→ Requirements:
Pull out each line of the data that includes the word "Development".
-- Start --
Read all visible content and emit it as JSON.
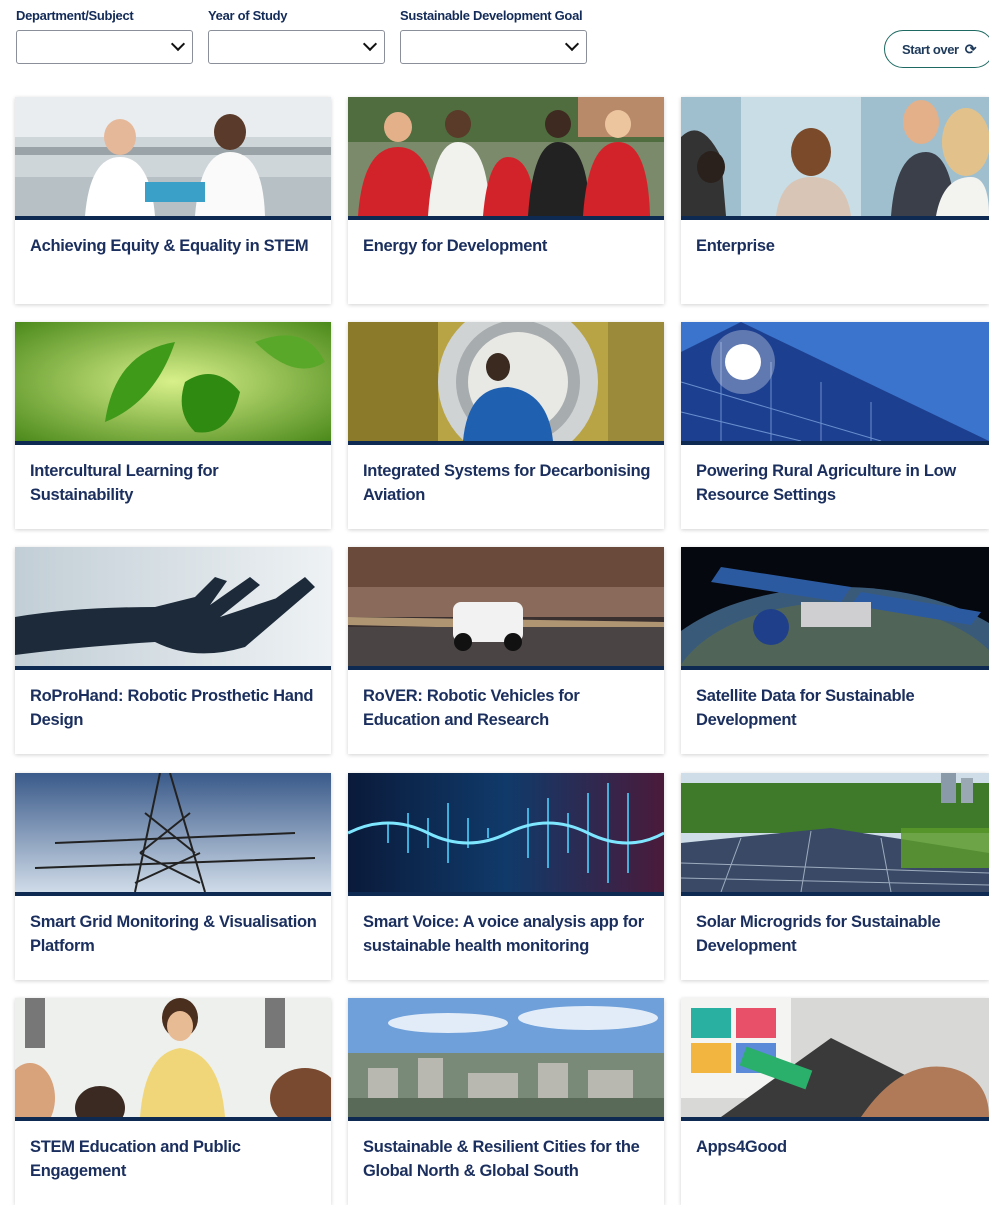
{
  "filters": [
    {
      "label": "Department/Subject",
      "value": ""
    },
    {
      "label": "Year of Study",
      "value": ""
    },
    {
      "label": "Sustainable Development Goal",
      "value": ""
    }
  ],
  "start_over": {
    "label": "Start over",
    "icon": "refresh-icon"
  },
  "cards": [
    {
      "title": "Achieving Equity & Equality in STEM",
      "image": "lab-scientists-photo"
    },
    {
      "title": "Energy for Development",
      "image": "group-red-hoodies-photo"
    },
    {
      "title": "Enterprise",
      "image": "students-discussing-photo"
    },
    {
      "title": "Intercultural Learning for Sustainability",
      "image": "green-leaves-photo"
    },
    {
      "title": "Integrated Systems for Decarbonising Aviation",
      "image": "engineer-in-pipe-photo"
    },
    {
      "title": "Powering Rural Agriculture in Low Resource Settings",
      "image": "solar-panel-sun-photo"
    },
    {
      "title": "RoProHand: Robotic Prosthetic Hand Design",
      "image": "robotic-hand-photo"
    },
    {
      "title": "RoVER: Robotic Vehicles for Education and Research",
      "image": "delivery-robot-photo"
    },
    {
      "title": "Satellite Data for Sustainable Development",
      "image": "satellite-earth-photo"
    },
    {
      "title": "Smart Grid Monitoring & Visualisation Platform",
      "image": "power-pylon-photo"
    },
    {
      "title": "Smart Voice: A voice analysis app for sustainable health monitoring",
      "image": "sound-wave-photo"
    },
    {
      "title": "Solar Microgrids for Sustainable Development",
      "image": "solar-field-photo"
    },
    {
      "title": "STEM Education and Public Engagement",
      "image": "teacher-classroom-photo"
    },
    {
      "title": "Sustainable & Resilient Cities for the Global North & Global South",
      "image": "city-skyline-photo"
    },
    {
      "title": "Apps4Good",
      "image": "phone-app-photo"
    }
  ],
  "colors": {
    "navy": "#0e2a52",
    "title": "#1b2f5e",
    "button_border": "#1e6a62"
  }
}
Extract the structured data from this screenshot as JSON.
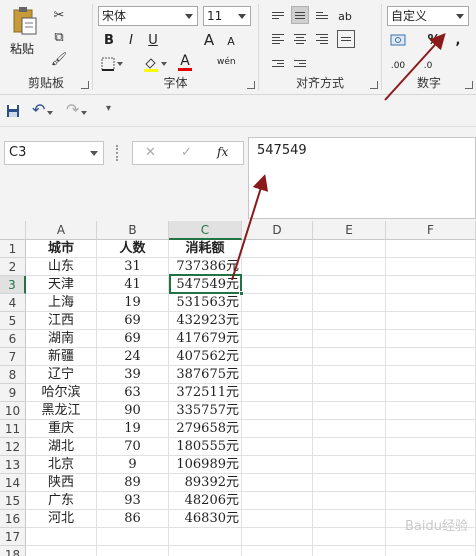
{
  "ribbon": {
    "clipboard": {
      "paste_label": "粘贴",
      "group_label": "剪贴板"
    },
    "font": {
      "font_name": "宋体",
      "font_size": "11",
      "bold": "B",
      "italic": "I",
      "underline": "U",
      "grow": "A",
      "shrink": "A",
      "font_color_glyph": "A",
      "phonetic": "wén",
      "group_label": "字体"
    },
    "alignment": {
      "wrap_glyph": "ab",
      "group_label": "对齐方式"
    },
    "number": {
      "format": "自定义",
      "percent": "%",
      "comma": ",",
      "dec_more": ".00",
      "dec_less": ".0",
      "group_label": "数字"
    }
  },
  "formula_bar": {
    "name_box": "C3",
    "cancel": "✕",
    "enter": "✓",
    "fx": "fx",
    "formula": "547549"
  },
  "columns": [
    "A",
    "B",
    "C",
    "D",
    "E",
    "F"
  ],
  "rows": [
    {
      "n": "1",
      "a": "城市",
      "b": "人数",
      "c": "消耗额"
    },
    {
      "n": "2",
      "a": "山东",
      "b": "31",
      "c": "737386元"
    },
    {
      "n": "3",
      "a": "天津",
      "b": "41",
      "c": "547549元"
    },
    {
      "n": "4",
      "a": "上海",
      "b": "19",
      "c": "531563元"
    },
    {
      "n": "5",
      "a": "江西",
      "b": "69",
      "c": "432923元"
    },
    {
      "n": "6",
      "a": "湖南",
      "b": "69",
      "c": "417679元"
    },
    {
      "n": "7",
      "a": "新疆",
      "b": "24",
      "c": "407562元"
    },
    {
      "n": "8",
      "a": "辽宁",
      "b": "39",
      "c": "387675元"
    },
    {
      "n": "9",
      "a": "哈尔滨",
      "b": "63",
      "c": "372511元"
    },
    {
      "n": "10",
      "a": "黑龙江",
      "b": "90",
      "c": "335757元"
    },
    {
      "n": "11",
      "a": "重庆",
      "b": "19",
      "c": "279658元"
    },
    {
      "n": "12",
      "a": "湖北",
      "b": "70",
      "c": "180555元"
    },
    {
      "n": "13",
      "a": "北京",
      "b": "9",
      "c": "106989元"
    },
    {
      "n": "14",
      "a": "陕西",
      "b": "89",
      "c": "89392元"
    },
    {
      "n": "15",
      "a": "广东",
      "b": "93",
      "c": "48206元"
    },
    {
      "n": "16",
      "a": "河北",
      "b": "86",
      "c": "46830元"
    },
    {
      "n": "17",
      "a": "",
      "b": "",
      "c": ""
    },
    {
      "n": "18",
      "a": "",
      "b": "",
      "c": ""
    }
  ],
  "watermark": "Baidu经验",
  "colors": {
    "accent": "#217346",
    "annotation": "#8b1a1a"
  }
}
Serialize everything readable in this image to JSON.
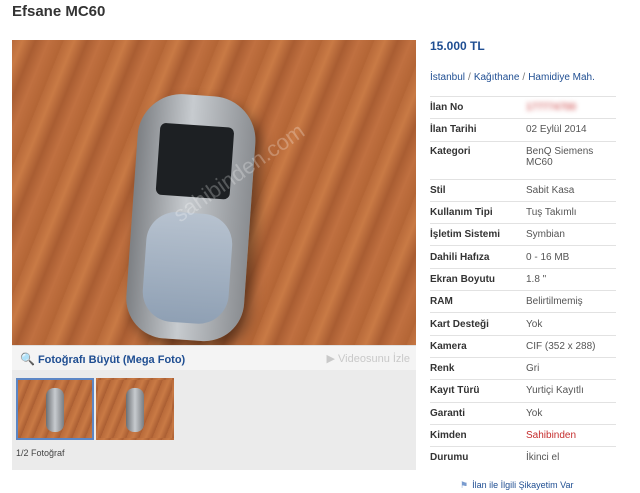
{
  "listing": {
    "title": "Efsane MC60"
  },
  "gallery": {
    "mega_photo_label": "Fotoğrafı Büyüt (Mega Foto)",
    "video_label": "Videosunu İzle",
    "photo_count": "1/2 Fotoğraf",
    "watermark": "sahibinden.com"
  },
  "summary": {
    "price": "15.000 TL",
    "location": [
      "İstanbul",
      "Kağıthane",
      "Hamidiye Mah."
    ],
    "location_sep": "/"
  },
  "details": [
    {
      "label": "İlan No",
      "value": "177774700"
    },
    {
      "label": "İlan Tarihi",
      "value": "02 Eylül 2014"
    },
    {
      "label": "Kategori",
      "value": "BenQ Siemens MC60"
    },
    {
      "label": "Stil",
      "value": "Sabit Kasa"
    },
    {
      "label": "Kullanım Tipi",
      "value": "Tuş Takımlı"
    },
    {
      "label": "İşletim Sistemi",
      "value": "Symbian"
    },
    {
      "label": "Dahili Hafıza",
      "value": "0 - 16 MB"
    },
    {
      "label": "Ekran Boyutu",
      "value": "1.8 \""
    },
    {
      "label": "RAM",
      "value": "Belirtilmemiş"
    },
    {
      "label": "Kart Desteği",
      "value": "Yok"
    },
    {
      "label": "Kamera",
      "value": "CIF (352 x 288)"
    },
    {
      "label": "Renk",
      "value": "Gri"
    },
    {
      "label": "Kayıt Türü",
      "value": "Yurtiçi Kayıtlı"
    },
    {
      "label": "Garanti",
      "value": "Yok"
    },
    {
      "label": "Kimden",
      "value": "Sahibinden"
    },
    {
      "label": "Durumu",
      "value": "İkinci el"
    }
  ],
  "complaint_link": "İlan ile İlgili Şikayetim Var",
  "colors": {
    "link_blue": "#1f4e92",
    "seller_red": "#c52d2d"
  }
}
-- End --
-- Start --
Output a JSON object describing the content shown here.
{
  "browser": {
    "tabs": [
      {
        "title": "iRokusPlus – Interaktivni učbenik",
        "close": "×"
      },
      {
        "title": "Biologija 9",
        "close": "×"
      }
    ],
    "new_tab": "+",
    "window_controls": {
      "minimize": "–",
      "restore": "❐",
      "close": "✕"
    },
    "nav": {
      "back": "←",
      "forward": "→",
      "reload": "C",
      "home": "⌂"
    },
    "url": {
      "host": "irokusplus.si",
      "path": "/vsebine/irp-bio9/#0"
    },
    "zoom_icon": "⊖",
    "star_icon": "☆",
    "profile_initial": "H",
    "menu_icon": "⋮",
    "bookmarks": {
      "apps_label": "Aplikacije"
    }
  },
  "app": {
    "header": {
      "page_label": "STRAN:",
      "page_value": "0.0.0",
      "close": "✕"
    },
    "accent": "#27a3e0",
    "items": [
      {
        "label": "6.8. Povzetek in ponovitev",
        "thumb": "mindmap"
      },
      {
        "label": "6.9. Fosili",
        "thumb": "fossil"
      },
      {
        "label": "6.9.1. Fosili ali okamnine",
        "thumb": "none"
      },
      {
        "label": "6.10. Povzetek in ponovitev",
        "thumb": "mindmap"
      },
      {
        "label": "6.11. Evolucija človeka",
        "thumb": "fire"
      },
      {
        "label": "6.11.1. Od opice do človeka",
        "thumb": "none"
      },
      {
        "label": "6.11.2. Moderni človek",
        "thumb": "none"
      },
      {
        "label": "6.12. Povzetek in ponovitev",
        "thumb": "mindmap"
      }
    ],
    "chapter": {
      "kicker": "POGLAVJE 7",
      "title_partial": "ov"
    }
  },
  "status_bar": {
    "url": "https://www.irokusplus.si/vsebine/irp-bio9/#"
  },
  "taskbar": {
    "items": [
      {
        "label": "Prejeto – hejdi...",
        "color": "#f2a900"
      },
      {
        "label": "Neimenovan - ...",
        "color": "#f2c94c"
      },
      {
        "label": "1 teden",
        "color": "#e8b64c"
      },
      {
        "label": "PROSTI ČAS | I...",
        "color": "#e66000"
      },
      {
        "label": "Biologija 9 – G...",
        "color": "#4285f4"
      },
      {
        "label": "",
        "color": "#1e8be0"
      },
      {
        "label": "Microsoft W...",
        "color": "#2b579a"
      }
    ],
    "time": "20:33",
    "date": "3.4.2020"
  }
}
-- End --
→ Task solution:
      "label": "Sustainable Development Goal",
      "title": "Energy for Development",
      "title": "Satellite Data for Sustainable Development",
      "title": "Solar Microgrids for Sustainable Development",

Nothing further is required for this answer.